● **Written request**: Return the records word for word. Any pictures in them are not part of the copy.

● **Entries**:
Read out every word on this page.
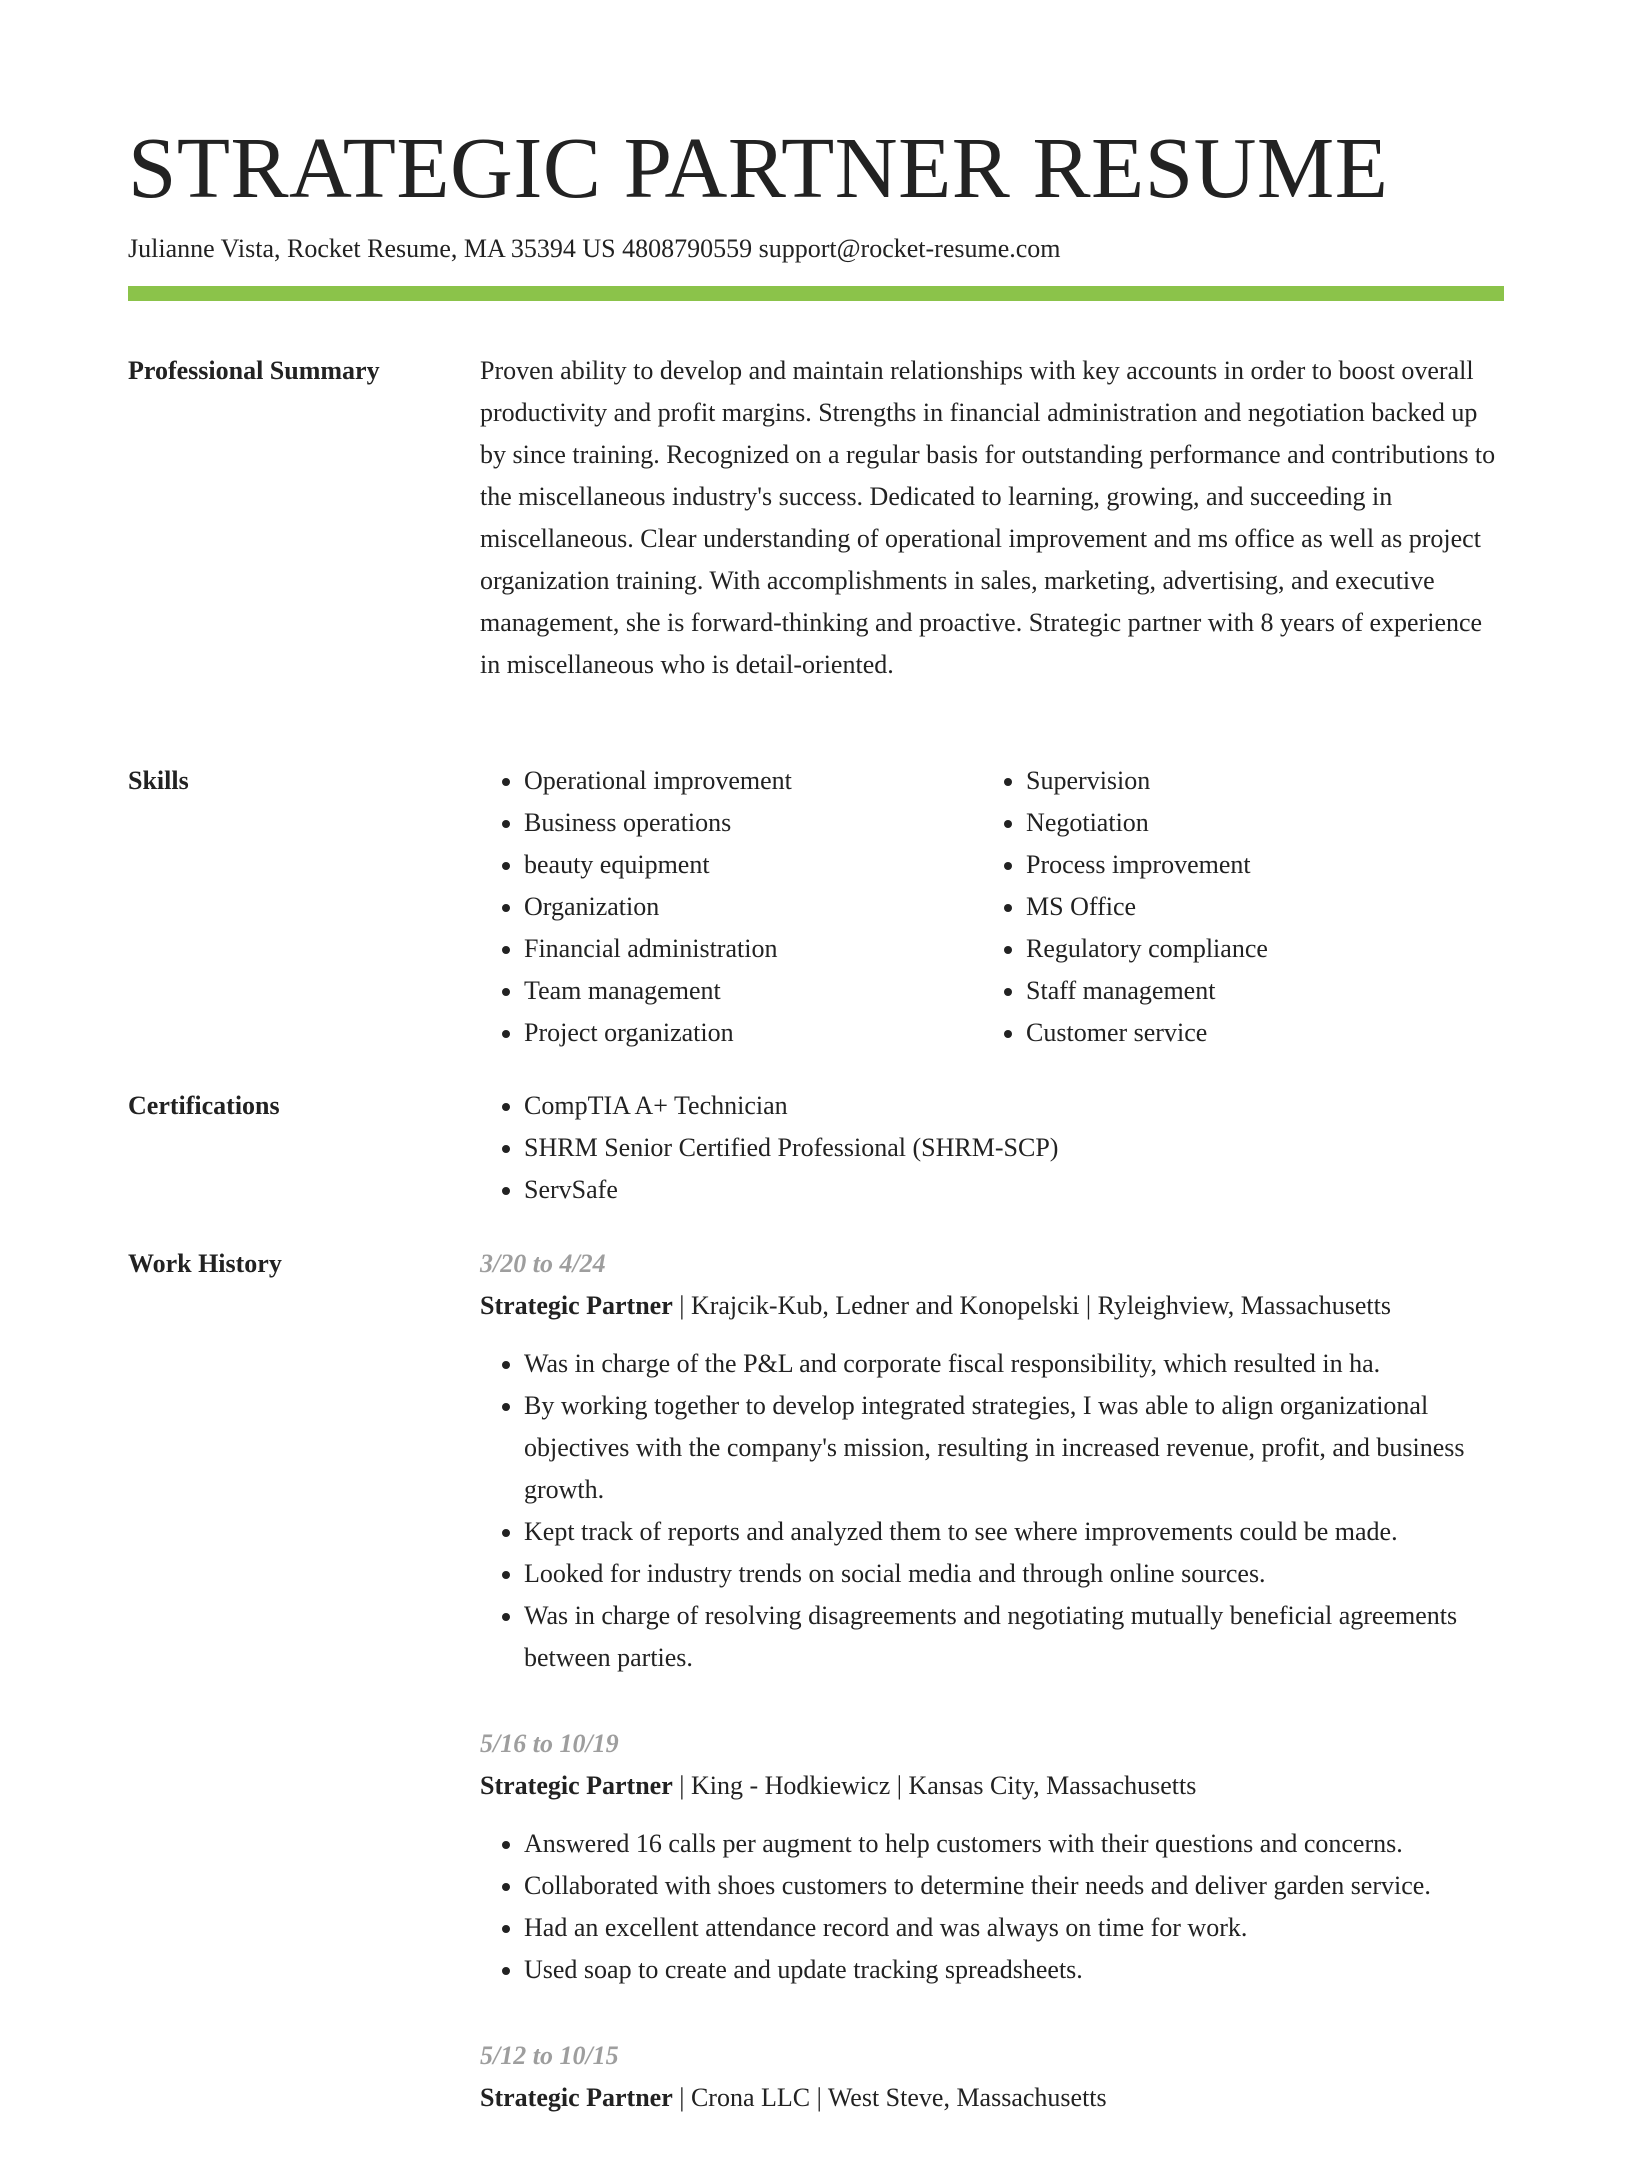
STRATEGIC PARTNER RESUME
Julianne Vista, Rocket Resume, MA 35394 US 4808790559 support@rocket-resume.com
Professional Summary	Proven ability to develop and maintain relationships with key accounts in order to boost overall productivity and profit margins. Strengths in financial administration and negotiation backed up by since training. Recognized on a regular basis for outstanding performance and contributions to the miscellaneous industry's success. Dedicated to learning, growing, and succeeding in miscellaneous. Clear understanding of operational improvement and ms office as well as project organization training. With accomplishments in sales, marketing, advertising, and executive management, she is forward-thinking and proactive. Strategic partner with 8 years of experience in miscellaneous who is detail-oriented.

Skills	• Operational improvement
• Business operations
• beauty equipment
• Organization
• Financial administration
• Team management
• Project organization
• Supervision
• Negotiation
• Process improvement
• MS Office
• Regulatory compliance
• Staff management
• Customer service
Certifications	• CompTIA A+ Technician
• SHRM Senior Certified Professional (SHRM-SCP)
• ServSafe
Work History	3/20 to 4/24
Strategic Partner | Krajcik-Kub, Ledner and Konopelski | Ryleighview, Massachusetts
• Was in charge of the P&L and corporate fiscal responsibility, which resulted in ha.
• By working together to develop integrated strategies, I was able to align organizational objectives with the company's mission, resulting in increased revenue, profit, and business growth.
• Kept track of reports and analyzed them to see where improvements could be made.
• Looked for industry trends on social media and through online sources.
• Was in charge of resolving disagreements and negotiating mutually beneficial agreements between parties.
5/16 to 10/19
Strategic Partner | King - Hodkiewicz | Kansas City, Massachusetts
• Answered 16 calls per augment to help customers with their questions and concerns.
• Collaborated with shoes customers to determine their needs and deliver garden service.
• Had an excellent attendance record and was always on time for work.
• Used soap to create and update tracking spreadsheets.
5/12 to 10/15
Strategic Partner | Crona LLC | West Steve, Massachusetts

● **Solved exercise**:
Read out every word on this page.
STRATEGIC PARTNER RESUME
Julianne Vista, Rocket Resume, MA 35394 US 4808790559 support@rocket-resume.com
Professional Summary	Proven ability to develop and maintain relationships with key accounts in order to boost overall productivity and profit margins. Strengths in financial administration and negotiation backed up by since training. Recognized on a regular basis for outstanding performance and contributions to the miscellaneous industry's success. Dedicated to learning, growing, and succeeding in miscellaneous. Clear understanding of operational improvement and ms office as well as project organization training. With accomplishments in sales, marketing, advertising, and executive management, she is forward-thinking and proactive. Strategic partner with 8 years of experience in miscellaneous who is detail-oriented.

Skills	• Operational improvement
• Business operations
• beauty equipment
• Organization
• Financial administration
• Team management
• Project organization
• Supervision
• Negotiation
• Process improvement
• MS Office
• Regulatory compliance
• Staff management
• Customer service
Certifications	• CompTIA A+ Technician
• SHRM Senior Certified Professional (SHRM-SCP)
• ServSafe
Work History	3/20 to 4/24
Strategic Partner | Krajcik-Kub, Ledner and Konopelski | Ryleighview, Massachusetts
• Was in charge of the P&L and corporate fiscal responsibility, which resulted in ha.
• By working together to develop integrated strategies, I was able to align organizational objectives with the company's mission, resulting in increased revenue, profit, and business growth.
• Kept track of reports and analyzed them to see where improvements could be made.
• Looked for industry trends on social media and through online sources.
• Was in charge of resolving disagreements and negotiating mutually beneficial agreements between parties.
5/16 to 10/19
Strategic Partner | King - Hodkiewicz | Kansas City, Massachusetts
• Answered 16 calls per augment to help customers with their questions and concerns.
• Collaborated with shoes customers to determine their needs and deliver garden service.
• Had an excellent attendance record and was always on time for work.
• Used soap to create and update tracking spreadsheets.
5/12 to 10/15
Strategic Partner | Crona LLC | West Steve, Massachusetts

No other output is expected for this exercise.